Task objective: Check every line of the material below for the string "title", and return the ones that have it.

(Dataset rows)
============================================================

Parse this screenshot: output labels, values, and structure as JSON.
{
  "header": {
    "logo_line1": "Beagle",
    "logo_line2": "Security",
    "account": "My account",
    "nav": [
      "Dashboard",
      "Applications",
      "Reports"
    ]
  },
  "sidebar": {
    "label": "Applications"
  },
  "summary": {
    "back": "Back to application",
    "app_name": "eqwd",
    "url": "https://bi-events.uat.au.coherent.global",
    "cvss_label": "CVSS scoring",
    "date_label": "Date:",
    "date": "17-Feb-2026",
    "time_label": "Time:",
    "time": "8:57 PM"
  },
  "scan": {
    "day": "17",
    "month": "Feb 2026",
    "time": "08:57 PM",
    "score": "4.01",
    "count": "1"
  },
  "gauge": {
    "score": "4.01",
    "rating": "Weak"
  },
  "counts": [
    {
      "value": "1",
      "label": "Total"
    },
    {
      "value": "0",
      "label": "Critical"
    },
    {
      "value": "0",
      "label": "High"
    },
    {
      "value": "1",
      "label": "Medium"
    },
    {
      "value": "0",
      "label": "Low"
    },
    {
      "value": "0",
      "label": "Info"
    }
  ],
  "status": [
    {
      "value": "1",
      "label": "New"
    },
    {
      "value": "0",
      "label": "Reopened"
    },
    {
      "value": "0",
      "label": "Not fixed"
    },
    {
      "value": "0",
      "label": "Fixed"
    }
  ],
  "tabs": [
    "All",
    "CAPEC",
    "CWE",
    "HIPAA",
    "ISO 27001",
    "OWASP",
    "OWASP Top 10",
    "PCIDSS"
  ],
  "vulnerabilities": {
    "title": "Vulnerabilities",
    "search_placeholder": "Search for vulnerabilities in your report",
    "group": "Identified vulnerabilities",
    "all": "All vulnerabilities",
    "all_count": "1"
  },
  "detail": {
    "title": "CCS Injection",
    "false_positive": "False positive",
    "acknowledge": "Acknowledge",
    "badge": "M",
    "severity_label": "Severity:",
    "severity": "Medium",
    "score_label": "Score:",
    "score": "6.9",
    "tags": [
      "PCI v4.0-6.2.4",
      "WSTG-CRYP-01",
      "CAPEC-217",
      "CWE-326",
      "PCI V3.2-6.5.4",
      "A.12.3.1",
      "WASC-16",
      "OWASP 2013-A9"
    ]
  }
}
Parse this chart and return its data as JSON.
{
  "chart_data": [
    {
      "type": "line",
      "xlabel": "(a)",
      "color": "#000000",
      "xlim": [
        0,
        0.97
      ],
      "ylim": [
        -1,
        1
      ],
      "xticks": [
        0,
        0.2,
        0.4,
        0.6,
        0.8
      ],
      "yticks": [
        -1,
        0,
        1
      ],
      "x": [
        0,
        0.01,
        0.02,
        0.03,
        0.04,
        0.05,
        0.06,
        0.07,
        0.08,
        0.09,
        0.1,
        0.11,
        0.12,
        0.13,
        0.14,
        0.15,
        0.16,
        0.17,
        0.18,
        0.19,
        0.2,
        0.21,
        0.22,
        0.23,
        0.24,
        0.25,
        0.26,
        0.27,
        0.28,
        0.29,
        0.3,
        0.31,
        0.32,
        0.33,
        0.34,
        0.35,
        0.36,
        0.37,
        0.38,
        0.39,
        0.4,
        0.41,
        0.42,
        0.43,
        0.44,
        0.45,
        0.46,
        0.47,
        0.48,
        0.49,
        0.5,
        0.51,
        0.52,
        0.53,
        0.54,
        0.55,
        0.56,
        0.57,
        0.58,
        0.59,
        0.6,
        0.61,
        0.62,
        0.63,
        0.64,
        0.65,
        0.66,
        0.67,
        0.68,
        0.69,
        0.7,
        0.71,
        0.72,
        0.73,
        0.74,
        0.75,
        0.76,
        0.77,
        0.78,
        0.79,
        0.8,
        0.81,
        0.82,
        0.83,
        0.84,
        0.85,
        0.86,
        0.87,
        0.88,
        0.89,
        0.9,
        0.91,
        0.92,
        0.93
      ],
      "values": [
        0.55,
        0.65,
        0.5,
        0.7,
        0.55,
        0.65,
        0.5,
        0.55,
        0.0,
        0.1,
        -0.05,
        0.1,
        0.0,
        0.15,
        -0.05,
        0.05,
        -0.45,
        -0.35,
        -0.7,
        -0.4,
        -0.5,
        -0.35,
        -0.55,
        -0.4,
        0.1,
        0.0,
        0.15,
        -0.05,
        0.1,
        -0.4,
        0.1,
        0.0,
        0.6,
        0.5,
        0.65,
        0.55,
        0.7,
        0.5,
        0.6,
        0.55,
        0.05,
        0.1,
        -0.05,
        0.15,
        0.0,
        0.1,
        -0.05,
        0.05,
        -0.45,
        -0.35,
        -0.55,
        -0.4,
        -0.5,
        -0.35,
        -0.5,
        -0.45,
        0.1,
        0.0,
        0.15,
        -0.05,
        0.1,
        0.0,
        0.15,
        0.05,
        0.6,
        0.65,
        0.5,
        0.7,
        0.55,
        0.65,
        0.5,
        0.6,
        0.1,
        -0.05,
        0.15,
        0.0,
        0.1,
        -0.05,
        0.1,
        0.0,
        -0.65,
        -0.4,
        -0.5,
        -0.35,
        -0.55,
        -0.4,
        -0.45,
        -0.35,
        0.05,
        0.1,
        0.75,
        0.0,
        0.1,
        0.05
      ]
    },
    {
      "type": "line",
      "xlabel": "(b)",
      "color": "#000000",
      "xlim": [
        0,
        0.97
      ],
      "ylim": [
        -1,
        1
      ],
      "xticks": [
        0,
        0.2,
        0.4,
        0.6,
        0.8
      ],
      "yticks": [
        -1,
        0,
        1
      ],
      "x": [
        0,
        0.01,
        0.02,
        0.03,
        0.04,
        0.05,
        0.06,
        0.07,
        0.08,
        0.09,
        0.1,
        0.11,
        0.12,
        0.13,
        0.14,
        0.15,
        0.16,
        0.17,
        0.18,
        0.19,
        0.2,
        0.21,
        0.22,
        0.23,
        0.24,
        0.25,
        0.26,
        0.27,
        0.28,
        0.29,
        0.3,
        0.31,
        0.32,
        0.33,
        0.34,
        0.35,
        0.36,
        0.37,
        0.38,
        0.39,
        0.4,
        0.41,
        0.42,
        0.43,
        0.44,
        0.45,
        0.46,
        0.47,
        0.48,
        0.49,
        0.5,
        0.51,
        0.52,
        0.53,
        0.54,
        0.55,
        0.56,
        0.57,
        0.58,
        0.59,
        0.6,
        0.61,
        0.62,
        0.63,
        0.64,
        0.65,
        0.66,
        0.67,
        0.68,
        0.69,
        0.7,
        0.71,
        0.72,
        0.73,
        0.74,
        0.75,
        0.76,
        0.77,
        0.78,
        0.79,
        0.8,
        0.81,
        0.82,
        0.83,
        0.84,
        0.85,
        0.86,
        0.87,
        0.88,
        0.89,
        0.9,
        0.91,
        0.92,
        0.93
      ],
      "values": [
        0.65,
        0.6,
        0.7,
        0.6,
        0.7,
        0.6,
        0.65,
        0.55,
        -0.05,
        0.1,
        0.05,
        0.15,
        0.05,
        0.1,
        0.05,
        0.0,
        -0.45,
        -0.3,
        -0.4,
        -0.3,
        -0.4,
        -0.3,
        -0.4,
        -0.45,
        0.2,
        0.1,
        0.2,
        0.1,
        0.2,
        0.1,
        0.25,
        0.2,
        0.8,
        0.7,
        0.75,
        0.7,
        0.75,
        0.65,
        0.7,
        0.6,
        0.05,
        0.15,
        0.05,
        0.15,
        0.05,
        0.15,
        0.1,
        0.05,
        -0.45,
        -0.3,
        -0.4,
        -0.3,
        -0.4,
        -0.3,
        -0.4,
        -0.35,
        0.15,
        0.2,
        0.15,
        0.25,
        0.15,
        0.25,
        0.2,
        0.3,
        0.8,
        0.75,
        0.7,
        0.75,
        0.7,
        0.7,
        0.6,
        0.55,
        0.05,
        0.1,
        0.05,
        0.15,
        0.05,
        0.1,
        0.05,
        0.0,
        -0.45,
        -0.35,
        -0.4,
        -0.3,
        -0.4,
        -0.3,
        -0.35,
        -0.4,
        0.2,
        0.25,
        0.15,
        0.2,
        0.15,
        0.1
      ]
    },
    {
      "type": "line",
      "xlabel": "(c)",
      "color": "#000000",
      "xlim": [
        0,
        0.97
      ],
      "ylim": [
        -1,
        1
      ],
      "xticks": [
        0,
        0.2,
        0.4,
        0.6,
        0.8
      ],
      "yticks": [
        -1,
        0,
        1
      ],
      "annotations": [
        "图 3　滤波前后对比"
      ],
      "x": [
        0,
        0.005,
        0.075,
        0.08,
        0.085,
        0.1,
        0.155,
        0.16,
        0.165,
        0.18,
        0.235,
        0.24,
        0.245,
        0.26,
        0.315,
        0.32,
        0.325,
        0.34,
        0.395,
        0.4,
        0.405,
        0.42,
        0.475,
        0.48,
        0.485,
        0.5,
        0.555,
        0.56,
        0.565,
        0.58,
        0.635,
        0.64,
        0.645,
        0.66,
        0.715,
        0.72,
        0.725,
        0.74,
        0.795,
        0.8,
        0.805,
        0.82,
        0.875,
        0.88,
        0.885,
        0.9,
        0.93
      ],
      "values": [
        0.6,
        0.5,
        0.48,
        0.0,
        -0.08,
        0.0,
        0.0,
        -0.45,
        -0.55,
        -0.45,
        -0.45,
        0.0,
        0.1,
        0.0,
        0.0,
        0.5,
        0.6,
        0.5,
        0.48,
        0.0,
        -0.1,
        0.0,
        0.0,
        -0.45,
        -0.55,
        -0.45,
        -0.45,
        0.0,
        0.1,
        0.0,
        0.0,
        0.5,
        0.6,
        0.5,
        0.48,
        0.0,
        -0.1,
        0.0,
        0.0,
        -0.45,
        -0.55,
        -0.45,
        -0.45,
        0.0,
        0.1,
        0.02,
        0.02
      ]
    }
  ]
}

============================================================

Problem solution:
    "title": "Vulnerabilities",
    "title": "CCS Injection",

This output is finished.